■ WORK INSTRUCTIONS
In the items below, replace every occurrence of "Terraza" with "Terrace" and leave all other text unchanged.

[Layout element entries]
**********
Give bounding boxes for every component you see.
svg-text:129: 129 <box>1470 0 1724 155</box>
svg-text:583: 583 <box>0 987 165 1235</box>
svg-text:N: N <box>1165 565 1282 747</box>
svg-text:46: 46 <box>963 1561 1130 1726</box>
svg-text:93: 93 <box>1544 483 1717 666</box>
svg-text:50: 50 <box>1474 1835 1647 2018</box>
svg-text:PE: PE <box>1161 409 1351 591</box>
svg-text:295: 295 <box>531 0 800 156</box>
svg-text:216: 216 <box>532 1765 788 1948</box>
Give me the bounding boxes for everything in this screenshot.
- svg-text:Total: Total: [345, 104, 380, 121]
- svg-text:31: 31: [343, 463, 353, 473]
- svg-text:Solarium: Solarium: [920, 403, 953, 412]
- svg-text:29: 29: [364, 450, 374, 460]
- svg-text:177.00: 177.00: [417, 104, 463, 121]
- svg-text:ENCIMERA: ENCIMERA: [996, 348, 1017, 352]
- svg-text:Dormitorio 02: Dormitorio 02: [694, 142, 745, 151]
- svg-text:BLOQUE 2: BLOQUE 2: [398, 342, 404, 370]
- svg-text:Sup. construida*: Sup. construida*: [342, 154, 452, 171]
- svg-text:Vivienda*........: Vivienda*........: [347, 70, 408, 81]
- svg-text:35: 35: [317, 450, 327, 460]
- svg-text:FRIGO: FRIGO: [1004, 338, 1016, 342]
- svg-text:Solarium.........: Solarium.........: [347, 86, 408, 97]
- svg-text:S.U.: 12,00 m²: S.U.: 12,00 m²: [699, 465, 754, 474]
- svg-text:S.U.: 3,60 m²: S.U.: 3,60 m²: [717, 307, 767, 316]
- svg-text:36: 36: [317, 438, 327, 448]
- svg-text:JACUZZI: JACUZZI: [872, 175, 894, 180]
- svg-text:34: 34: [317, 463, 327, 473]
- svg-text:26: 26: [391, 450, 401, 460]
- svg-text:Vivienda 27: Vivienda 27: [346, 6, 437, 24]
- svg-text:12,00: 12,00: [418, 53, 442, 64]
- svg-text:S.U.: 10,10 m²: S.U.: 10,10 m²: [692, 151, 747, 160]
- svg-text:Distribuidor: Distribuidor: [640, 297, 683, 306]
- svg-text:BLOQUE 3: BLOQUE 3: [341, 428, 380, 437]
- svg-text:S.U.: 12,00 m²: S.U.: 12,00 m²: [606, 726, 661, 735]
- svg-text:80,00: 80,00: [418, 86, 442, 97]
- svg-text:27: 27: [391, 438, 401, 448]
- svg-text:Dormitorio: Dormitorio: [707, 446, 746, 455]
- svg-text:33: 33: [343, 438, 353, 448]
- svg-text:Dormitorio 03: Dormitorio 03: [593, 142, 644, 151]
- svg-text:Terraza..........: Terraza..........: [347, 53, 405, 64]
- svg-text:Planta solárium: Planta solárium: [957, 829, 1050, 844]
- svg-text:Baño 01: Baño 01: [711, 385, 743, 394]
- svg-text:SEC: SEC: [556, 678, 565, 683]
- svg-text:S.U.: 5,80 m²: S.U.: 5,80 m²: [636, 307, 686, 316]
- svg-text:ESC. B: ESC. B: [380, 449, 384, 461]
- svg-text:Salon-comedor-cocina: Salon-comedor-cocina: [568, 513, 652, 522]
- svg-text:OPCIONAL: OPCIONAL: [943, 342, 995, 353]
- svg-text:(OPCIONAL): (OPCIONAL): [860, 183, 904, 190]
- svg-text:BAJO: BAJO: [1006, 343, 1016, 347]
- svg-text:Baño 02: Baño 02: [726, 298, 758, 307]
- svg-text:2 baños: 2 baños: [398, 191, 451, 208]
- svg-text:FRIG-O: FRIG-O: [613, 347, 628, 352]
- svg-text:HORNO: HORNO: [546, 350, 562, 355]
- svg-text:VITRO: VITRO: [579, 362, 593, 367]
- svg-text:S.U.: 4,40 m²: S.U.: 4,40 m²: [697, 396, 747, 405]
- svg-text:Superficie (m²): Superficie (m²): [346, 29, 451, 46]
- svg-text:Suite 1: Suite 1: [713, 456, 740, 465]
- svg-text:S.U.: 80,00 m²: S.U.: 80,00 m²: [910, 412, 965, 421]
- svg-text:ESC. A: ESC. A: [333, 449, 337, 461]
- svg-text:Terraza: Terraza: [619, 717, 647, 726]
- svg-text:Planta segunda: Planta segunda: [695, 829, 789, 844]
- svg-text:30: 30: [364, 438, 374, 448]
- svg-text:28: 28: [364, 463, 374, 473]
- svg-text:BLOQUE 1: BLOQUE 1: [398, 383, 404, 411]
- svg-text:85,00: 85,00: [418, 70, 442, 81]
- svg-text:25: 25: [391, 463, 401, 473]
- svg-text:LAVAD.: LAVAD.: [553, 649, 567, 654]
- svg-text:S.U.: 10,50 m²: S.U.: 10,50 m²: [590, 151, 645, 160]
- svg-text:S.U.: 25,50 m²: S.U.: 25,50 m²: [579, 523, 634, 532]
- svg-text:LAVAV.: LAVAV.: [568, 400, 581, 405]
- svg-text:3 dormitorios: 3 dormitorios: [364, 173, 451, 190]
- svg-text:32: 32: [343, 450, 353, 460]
**********
■ REPLY TO THE EXERCISE
Give bounding boxes for every component you see.
svg-text:129: 129 <box>1470 0 1724 155</box>
svg-text:583: 583 <box>0 987 165 1235</box>
svg-text:N: N <box>1165 565 1282 747</box>
svg-text:46: 46 <box>963 1561 1130 1726</box>
svg-text:93: 93 <box>1544 483 1717 666</box>
svg-text:50: 50 <box>1474 1835 1647 2018</box>
svg-text:PE: PE <box>1161 409 1351 591</box>
svg-text:295: 295 <box>531 0 800 156</box>
svg-text:216: 216 <box>532 1765 788 1948</box>
Give me the bounding boxes for everything in this screenshot.
- svg-text:Total: Total: [345, 104, 380, 121]
- svg-text:31: 31: [343, 463, 353, 473]
- svg-text:Solarium: Solarium: [920, 403, 953, 412]
- svg-text:29: 29: [364, 450, 374, 460]
- svg-text:177.00: 177.00: [417, 104, 463, 121]
- svg-text:ENCIMERA: ENCIMERA: [996, 348, 1017, 352]
- svg-text:Dormitorio 02: Dormitorio 02: [694, 142, 745, 151]
- svg-text:BLOQUE 2: BLOQUE 2: [398, 342, 404, 370]
- svg-text:Sup. construida*: Sup. construida*: [342, 154, 452, 171]
- svg-text:Vivienda*........: Vivienda*........: [347, 70, 408, 81]
- svg-text:35: 35: [317, 450, 327, 460]
- svg-text:FRIGO: FRIGO: [1004, 338, 1016, 342]
- svg-text:Solarium.........: Solarium.........: [347, 86, 408, 97]
- svg-text:S.U.: 12,00 m²: S.U.: 12,00 m²: [699, 465, 754, 474]
- svg-text:S.U.: 3,60 m²: S.U.: 3,60 m²: [717, 307, 767, 316]
- svg-text:36: 36: [317, 438, 327, 448]
- svg-text:JACUZZI: JACUZZI: [872, 175, 894, 180]
- svg-text:34: 34: [317, 463, 327, 473]
- svg-text:26: 26: [391, 450, 401, 460]
- svg-text:Vivienda 27: Vivienda 27: [346, 6, 437, 24]
- svg-text:12,00: 12,00: [418, 53, 442, 64]
- svg-text:S.U.: 10,10 m²: S.U.: 10,10 m²: [692, 151, 747, 160]
- svg-text:Distribuidor: Distribuidor: [640, 297, 683, 306]
- svg-text:BLOQUE 3: BLOQUE 3: [341, 428, 380, 437]
- svg-text:S.U.: 12,00 m²: S.U.: 12,00 m²: [606, 726, 661, 735]
- svg-text:80,00: 80,00: [418, 86, 442, 97]
- svg-text:27: 27: [391, 438, 401, 448]
- svg-text:Dormitorio: Dormitorio: [707, 446, 746, 455]
- svg-text:33: 33: [343, 438, 353, 448]
- svg-text:Dormitorio 03: Dormitorio 03: [593, 142, 644, 151]
- svg-text:Terrace..........: Terrace..........: [347, 53, 405, 64]
- svg-text:Planta solárium: Planta solárium: [957, 829, 1050, 844]
- svg-text:Baño 01: Baño 01: [711, 385, 743, 394]
- svg-text:SEC: SEC: [556, 678, 565, 683]
- svg-text:S.U.: 5,80 m²: S.U.: 5,80 m²: [636, 307, 686, 316]
- svg-text:ESC. B: ESC. B: [380, 449, 384, 461]
- svg-text:Salon-comedor-cocina: Salon-comedor-cocina: [568, 513, 652, 522]
- svg-text:OPCIONAL: OPCIONAL: [943, 342, 995, 353]
- svg-text:(OPCIONAL): (OPCIONAL): [860, 183, 904, 190]
- svg-text:BAJO: BAJO: [1006, 343, 1016, 347]
- svg-text:Baño 02: Baño 02: [726, 298, 758, 307]
- svg-text:2 baños: 2 baños: [398, 191, 451, 208]
- svg-text:FRIG-O: FRIG-O: [613, 347, 628, 352]
- svg-text:HORNO: HORNO: [546, 350, 562, 355]
- svg-text:VITRO: VITRO: [579, 362, 593, 367]
- svg-text:S.U.: 4,40 m²: S.U.: 4,40 m²: [697, 396, 747, 405]
- svg-text:Superficie (m²): Superficie (m²): [346, 29, 451, 46]
- svg-text:Suite 1: Suite 1: [713, 456, 740, 465]
- svg-text:S.U.: 80,00 m²: S.U.: 80,00 m²: [910, 412, 965, 421]
- svg-text:ESC. A: ESC. A: [333, 449, 337, 461]
- svg-text:Terrace: Terrace: [619, 717, 647, 726]
- svg-text:Planta segunda: Planta segunda: [695, 829, 789, 844]
- svg-text:30: 30: [364, 438, 374, 448]
- svg-text:28: 28: [364, 463, 374, 473]
- svg-text:BLOQUE 1: BLOQUE 1: [398, 383, 404, 411]
- svg-text:85,00: 85,00: [418, 70, 442, 81]
- svg-text:25: 25: [391, 463, 401, 473]
- svg-text:LAVAD.: LAVAD.: [553, 649, 567, 654]
- svg-text:S.U.: 10,50 m²: S.U.: 10,50 m²: [590, 151, 645, 160]
- svg-text:S.U.: 25,50 m²: S.U.: 25,50 m²: [579, 523, 634, 532]
- svg-text:LAVAV.: LAVAV.: [568, 400, 581, 405]
- svg-text:3 dormitorios: 3 dormitorios: [364, 173, 451, 190]
- svg-text:32: 32: [343, 450, 353, 460]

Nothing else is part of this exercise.